Task directions → Copy everything from the start of the listing down to the line with "svg-text:10:00:00: 10:00:00 (1181, 784, 1262, 808)", changing "legend-dot" to "legend-marker" and leaving the rest as it is.

Record set →
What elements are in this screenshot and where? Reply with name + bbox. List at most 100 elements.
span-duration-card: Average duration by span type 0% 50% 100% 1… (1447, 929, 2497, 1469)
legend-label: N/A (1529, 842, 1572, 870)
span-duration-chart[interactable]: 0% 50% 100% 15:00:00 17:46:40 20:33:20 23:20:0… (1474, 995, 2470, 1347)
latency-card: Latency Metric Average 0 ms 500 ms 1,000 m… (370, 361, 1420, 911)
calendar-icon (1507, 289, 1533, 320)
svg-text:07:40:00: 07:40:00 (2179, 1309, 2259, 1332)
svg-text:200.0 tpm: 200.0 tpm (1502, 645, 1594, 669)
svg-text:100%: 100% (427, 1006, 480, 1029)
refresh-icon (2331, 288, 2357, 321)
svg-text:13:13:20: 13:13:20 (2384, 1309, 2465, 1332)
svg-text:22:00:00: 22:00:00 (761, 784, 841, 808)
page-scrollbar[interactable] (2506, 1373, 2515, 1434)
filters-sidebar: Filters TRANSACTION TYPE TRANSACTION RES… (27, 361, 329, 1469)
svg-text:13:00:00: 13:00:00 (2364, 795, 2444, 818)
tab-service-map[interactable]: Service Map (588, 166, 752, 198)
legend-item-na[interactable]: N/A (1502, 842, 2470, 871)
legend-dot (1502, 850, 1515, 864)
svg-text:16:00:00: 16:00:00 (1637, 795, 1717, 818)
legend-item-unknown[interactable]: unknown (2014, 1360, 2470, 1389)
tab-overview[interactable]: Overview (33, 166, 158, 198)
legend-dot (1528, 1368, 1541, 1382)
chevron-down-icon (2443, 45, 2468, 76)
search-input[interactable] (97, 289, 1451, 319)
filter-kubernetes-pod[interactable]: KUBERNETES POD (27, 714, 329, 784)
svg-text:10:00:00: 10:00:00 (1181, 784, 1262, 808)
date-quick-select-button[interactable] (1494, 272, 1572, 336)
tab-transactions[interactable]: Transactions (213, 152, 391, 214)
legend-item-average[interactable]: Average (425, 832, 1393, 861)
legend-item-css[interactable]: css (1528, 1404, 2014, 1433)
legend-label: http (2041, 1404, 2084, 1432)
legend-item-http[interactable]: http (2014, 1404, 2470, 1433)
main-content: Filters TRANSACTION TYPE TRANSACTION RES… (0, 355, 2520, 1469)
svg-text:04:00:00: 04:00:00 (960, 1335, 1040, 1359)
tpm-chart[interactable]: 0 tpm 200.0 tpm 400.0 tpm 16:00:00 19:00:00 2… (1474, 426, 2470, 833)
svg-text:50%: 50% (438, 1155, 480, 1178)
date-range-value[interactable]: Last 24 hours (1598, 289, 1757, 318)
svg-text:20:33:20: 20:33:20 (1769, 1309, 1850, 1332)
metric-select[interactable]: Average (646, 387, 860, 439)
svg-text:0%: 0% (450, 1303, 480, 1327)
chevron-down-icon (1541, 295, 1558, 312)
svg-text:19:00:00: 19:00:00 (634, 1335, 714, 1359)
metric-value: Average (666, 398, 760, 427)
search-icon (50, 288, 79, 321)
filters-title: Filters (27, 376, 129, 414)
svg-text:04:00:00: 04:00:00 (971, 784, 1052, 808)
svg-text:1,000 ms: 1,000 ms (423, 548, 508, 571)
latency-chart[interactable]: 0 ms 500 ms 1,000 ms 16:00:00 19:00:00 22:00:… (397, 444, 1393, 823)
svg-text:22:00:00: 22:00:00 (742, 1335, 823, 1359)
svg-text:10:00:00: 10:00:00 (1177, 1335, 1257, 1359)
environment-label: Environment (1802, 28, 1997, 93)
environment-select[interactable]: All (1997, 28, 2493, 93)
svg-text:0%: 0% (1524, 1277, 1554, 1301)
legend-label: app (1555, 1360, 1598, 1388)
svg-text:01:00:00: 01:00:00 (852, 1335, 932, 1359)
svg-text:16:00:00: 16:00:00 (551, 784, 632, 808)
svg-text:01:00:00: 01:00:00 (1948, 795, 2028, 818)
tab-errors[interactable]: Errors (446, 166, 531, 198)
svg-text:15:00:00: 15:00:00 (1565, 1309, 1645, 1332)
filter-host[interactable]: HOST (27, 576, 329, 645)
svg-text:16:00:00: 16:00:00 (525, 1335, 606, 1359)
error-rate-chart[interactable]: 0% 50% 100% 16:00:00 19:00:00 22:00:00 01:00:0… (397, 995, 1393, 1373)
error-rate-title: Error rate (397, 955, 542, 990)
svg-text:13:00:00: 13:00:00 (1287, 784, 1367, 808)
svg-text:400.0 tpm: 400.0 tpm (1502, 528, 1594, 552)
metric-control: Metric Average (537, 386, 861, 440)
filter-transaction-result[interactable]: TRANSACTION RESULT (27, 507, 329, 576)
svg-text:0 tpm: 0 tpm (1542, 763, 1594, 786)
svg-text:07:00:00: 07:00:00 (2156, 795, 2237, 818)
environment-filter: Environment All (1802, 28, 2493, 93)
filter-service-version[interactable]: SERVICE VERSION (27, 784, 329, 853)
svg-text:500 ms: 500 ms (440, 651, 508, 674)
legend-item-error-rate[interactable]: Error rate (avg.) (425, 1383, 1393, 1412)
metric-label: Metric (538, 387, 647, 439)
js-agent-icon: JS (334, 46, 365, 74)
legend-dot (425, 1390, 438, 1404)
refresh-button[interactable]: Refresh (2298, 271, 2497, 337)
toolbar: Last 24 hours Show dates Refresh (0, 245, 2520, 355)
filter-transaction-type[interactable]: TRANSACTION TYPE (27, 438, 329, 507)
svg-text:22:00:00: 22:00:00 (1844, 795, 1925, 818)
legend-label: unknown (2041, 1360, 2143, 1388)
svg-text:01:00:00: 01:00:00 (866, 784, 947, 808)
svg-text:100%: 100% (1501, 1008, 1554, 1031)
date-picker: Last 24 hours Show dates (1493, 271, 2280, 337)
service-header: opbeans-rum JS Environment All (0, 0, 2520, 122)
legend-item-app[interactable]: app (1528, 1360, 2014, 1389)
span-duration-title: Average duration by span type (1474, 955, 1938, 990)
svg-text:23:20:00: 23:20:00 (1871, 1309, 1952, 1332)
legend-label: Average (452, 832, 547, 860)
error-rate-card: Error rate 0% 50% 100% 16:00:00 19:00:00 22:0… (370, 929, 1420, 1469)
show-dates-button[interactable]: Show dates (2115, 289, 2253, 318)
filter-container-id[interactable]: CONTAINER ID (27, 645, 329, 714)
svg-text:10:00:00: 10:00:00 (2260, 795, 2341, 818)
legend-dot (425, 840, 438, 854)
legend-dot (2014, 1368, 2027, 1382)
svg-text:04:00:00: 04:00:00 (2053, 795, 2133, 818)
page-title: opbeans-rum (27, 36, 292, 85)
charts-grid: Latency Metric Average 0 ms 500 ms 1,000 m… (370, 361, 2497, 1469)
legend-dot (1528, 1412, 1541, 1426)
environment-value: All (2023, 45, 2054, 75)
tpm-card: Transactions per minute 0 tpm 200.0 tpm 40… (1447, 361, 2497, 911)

Response →
What elements are in this screenshot and where? Reply with name + bbox. List at most 100 elements.
span-duration-card: Average duration by span type 0% 50% 100% 1… (1447, 929, 2497, 1469)
legend-label: N/A (1529, 842, 1572, 870)
span-duration-chart[interactable]: 0% 50% 100% 15:00:00 17:46:40 20:33:20 23:20:0… (1474, 995, 2470, 1347)
latency-card: Latency Metric Average 0 ms 500 ms 1,000 m… (370, 361, 1420, 911)
calendar-icon (1507, 289, 1533, 320)
svg-text:07:40:00: 07:40:00 (2179, 1309, 2259, 1332)
svg-text:200.0 tpm: 200.0 tpm (1502, 645, 1594, 669)
svg-text:100%: 100% (427, 1006, 480, 1029)
refresh-icon (2331, 288, 2357, 321)
svg-text:13:13:20: 13:13:20 (2384, 1309, 2465, 1332)
svg-text:22:00:00: 22:00:00 (761, 784, 841, 808)
page-scrollbar[interactable] (2506, 1373, 2515, 1434)
filters-sidebar: Filters TRANSACTION TYPE TRANSACTION RES… (27, 361, 329, 1469)
svg-text:13:00:00: 13:00:00 (2364, 795, 2444, 818)
tab-service-map[interactable]: Service Map (588, 166, 752, 198)
legend-item-na[interactable]: N/A (1502, 842, 2470, 871)
legend-marker (1502, 850, 1515, 864)
svg-text:16:00:00: 16:00:00 (1637, 795, 1717, 818)
legend-item-unknown[interactable]: unknown (2014, 1360, 2470, 1389)
tab-overview[interactable]: Overview (33, 166, 158, 198)
legend-marker (1528, 1368, 1541, 1382)
chevron-down-icon (2443, 45, 2468, 76)
search-input[interactable] (97, 289, 1451, 319)
filter-kubernetes-pod[interactable]: KUBERNETES POD (27, 714, 329, 784)
svg-text:10:00:00: 10:00:00 (1181, 784, 1262, 808)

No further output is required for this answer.